_Records provided_
---

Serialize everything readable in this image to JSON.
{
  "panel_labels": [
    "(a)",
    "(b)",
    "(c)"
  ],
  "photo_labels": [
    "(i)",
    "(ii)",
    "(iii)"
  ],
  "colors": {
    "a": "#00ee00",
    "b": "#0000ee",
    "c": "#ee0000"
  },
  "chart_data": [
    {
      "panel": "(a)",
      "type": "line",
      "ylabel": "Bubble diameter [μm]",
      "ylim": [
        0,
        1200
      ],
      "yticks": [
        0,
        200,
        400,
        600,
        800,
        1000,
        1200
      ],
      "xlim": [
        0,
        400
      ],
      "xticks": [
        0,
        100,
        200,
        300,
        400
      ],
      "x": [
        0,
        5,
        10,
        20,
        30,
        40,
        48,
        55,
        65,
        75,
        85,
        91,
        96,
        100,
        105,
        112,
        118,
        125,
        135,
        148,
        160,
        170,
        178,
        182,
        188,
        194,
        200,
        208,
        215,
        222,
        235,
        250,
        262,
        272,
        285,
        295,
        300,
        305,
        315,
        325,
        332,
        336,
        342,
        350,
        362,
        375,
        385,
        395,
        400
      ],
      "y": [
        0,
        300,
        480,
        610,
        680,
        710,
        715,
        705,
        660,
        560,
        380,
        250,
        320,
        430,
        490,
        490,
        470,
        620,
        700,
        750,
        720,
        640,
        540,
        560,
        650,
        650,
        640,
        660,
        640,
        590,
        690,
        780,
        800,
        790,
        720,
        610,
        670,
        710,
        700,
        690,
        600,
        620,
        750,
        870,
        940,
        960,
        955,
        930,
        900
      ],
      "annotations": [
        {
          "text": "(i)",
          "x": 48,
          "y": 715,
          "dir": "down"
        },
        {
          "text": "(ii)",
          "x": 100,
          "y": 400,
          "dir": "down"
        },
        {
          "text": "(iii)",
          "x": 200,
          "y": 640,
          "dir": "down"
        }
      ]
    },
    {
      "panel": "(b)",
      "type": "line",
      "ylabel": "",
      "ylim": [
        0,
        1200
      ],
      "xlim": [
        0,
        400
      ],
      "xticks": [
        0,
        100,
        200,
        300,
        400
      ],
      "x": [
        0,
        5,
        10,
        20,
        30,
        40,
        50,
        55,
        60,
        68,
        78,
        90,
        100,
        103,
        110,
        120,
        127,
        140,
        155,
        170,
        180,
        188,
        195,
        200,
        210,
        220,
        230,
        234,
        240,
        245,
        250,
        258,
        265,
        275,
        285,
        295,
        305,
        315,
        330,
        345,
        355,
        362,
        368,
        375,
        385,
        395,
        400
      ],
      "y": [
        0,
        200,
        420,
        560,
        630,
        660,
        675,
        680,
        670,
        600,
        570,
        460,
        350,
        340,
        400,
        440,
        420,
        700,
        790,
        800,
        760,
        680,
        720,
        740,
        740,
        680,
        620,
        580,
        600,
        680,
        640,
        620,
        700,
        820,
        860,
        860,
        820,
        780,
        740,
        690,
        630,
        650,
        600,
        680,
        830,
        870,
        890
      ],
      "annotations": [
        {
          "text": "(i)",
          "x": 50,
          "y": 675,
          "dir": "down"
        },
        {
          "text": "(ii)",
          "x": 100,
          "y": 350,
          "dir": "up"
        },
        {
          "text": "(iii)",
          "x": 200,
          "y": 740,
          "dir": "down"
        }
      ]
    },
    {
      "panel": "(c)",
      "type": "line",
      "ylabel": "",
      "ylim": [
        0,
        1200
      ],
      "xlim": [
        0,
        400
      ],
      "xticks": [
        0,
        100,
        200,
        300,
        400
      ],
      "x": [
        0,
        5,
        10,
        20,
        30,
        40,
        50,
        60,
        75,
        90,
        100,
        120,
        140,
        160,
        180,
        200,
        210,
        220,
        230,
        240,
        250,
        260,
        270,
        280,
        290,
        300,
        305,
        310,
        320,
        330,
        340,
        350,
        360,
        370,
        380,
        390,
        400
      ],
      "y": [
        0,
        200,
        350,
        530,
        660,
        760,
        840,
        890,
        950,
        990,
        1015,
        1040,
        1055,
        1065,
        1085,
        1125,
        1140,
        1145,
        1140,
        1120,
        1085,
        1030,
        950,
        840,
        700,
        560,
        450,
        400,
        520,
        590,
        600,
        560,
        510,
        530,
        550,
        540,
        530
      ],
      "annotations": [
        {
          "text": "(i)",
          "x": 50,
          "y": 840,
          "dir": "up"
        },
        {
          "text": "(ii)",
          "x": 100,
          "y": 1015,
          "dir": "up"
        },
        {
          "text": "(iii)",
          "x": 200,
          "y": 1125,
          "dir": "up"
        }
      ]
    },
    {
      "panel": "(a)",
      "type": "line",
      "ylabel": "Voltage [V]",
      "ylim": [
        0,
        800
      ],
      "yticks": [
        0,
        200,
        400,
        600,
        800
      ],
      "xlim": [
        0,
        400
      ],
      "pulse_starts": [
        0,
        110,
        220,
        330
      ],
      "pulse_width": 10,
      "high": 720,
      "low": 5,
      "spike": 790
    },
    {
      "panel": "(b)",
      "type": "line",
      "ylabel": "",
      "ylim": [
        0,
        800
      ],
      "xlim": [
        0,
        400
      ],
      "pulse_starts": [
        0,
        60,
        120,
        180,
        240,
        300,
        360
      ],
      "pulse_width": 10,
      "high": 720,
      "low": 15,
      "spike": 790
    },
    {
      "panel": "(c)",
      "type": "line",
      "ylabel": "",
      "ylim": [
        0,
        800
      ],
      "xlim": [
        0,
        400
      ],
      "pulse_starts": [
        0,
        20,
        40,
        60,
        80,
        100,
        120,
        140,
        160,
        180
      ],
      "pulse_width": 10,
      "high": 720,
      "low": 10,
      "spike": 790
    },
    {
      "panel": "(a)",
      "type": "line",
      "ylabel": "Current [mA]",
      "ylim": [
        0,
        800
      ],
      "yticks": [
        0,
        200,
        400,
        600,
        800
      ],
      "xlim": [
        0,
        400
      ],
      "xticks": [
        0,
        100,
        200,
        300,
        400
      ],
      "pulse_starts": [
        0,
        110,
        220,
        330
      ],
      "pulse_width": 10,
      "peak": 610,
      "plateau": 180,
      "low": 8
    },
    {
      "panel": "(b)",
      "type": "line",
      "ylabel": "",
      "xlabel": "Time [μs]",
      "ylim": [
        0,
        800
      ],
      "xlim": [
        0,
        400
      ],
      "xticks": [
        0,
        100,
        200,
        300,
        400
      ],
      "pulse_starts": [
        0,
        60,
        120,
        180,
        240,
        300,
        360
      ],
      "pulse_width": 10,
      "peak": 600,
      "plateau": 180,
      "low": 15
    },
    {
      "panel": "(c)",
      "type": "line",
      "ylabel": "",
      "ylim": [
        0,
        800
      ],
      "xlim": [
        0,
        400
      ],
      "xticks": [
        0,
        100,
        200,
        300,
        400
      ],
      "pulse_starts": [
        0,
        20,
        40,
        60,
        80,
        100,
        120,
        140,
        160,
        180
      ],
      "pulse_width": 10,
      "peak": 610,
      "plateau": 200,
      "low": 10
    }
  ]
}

---

_Aim_
Take the lines above and print them exactly.

_Exercise answer_
Serialize everything readable in this image to JSON.
{
  "panel_labels": [
    "(a)",
    "(b)",
    "(c)"
  ],
  "photo_labels": [
    "(i)",
    "(ii)",
    "(iii)"
  ],
  "colors": {
    "a": "#00ee00",
    "b": "#0000ee",
    "c": "#ee0000"
  },
  "chart_data": [
    {
      "panel": "(a)",
      "type": "line",
      "ylabel": "Bubble diameter [μm]",
      "ylim": [
        0,
        1200
      ],
      "yticks": [
        0,
        200,
        400,
        600,
        800,
        1000,
        1200
      ],
      "xlim": [
        0,
        400
      ],
      "xticks": [
        0,
        100,
        200,
        300,
        400
      ],
      "x": [
        0,
        5,
        10,
        20,
        30,
        40,
        48,
        55,
        65,
        75,
        85,
        91,
        96,
        100,
        105,
        112,
        118,
        125,
        135,
        148,
        160,
        170,
        178,
        182,
        188,
        194,
        200,
        208,
        215,
        222,
        235,
        250,
        262,
        272,
        285,
        295,
        300,
        305,
        315,
        325,
        332,
        336,
        342,
        350,
        362,
        375,
        385,
        395,
        400
      ],
      "y": [
        0,
        300,
        480,
        610,
        680,
        710,
        715,
        705,
        660,
        560,
        380,
        250,
        320,
        430,
        490,
        490,
        470,
        620,
        700,
        750,
        720,
        640,
        540,
        560,
        650,
        650,
        640,
        660,
        640,
        590,
        690,
        780,
        800,
        790,
        720,
        610,
        670,
        710,
        700,
        690,
        600,
        620,
        750,
        870,
        940,
        960,
        955,
        930,
        900
      ],
      "annotations": [
        {
          "text": "(i)",
          "x": 48,
          "y": 715,
          "dir": "down"
        },
        {
          "text": "(ii)",
          "x": 100,
          "y": 400,
          "dir": "down"
        },
        {
          "text": "(iii)",
          "x": 200,
          "y": 640,
          "dir": "down"
        }
      ]
    },
    {
      "panel": "(b)",
      "type": "line",
      "ylabel": "",
      "ylim": [
        0,
        1200
      ],
      "xlim": [
        0,
        400
      ],
      "xticks": [
        0,
        100,
        200,
        300,
        400
      ],
      "x": [
        0,
        5,
        10,
        20,
        30,
        40,
        50,
        55,
        60,
        68,
        78,
        90,
        100,
        103,
        110,
        120,
        127,
        140,
        155,
        170,
        180,
        188,
        195,
        200,
        210,
        220,
        230,
        234,
        240,
        245,
        250,
        258,
        265,
        275,
        285,
        295,
        305,
        315,
        330,
        345,
        355,
        362,
        368,
        375,
        385,
        395,
        400
      ],
      "y": [
        0,
        200,
        420,
        560,
        630,
        660,
        675,
        680,
        670,
        600,
        570,
        460,
        350,
        340,
        400,
        440,
        420,
        700,
        790,
        800,
        760,
        680,
        720,
        740,
        740,
        680,
        620,
        580,
        600,
        680,
        640,
        620,
        700,
        820,
        860,
        860,
        820,
        780,
        740,
        690,
        630,
        650,
        600,
        680,
        830,
        870,
        890
      ],
      "annotations": [
        {
          "text": "(i)",
          "x": 50,
          "y": 675,
          "dir": "down"
        },
        {
          "text": "(ii)",
          "x": 100,
          "y": 350,
          "dir": "up"
        },
        {
          "text": "(iii)",
          "x": 200,
          "y": 740,
          "dir": "down"
        }
      ]
    },
    {
      "panel": "(c)",
      "type": "line",
      "ylabel": "",
      "ylim": [
        0,
        1200
      ],
      "xlim": [
        0,
        400
      ],
      "xticks": [
        0,
        100,
        200,
        300,
        400
      ],
      "x": [
        0,
        5,
        10,
        20,
        30,
        40,
        50,
        60,
        75,
        90,
        100,
        120,
        140,
        160,
        180,
        200,
        210,
        220,
        230,
        240,
        250,
        260,
        270,
        280,
        290,
        300,
        305,
        310,
        320,
        330,
        340,
        350,
        360,
        370,
        380,
        390,
        400
      ],
      "y": [
        0,
        200,
        350,
        530,
        660,
        760,
        840,
        890,
        950,
        990,
        1015,
        1040,
        1055,
        1065,
        1085,
        1125,
        1140,
        1145,
        1140,
        1120,
        1085,
        1030,
        950,
        840,
        700,
        560,
        450,
        400,
        520,
        590,
        600,
        560,
        510,
        530,
        550,
        540,
        530
      ],
      "annotations": [
        {
          "text": "(i)",
          "x": 50,
          "y": 840,
          "dir": "up"
        },
        {
          "text": "(ii)",
          "x": 100,
          "y": 1015,
          "dir": "up"
        },
        {
          "text": "(iii)",
          "x": 200,
          "y": 1125,
          "dir": "up"
        }
      ]
    },
    {
      "panel": "(a)",
      "type": "line",
      "ylabel": "Voltage [V]",
      "ylim": [
        0,
        800
      ],
      "yticks": [
        0,
        200,
        400,
        600,
        800
      ],
      "xlim": [
        0,
        400
      ],
      "pulse_starts": [
        0,
        110,
        220,
        330
      ],
      "pulse_width": 10,
      "high": 720,
      "low": 5,
      "spike": 790
    },
    {
      "panel": "(b)",
      "type": "line",
      "ylabel": "",
      "ylim": [
        0,
        800
      ],
      "xlim": [
        0,
        400
      ],
      "pulse_starts": [
        0,
        60,
        120,
        180,
        240,
        300,
        360
      ],
      "pulse_width": 10,
      "high": 720,
      "low": 15,
      "spike": 790
    },
    {
      "panel": "(c)",
      "type": "line",
      "ylabel": "",
      "ylim": [
        0,
        800
      ],
      "xlim": [
        0,
        400
      ],
      "pulse_starts": [
        0,
        20,
        40,
        60,
        80,
        100,
        120,
        140,
        160,
        180
      ],
      "pulse_width": 10,
      "high": 720,
      "low": 10,
      "spike": 790
    },
    {
      "panel": "(a)",
      "type": "line",
      "ylabel": "Current [mA]",
      "ylim": [
        0,
        800
      ],
      "yticks": [
        0,
        200,
        400,
        600,
        800
      ],
      "xlim": [
        0,
        400
      ],
      "xticks": [
        0,
        100,
        200,
        300,
        400
      ],
      "pulse_starts": [
        0,
        110,
        220,
        330
      ],
      "pulse_width": 10,
      "peak": 610,
      "plateau": 180,
      "low": 8
    },
    {
      "panel": "(b)",
      "type": "line",
      "ylabel": "",
      "xlabel": "Time [μs]",
      "ylim": [
        0,
        800
      ],
      "xlim": [
        0,
        400
      ],
      "xticks": [
        0,
        100,
        200,
        300,
        400
      ],
      "pulse_starts": [
        0,
        60,
        120,
        180,
        240,
        300,
        360
      ],
      "pulse_width": 10,
      "peak": 600,
      "plateau": 180,
      "low": 15
    },
    {
      "panel": "(c)",
      "type": "line",
      "ylabel": "",
      "ylim": [
        0,
        800
      ],
      "xlim": [
        0,
        400
      ],
      "xticks": [
        0,
        100,
        200,
        300,
        400
      ],
      "pulse_starts": [
        0,
        20,
        40,
        60,
        80,
        100,
        120,
        140,
        160,
        180
      ],
      "pulse_width": 10,
      "peak": 610,
      "plateau": 200,
      "low": 10
    }
  ]
}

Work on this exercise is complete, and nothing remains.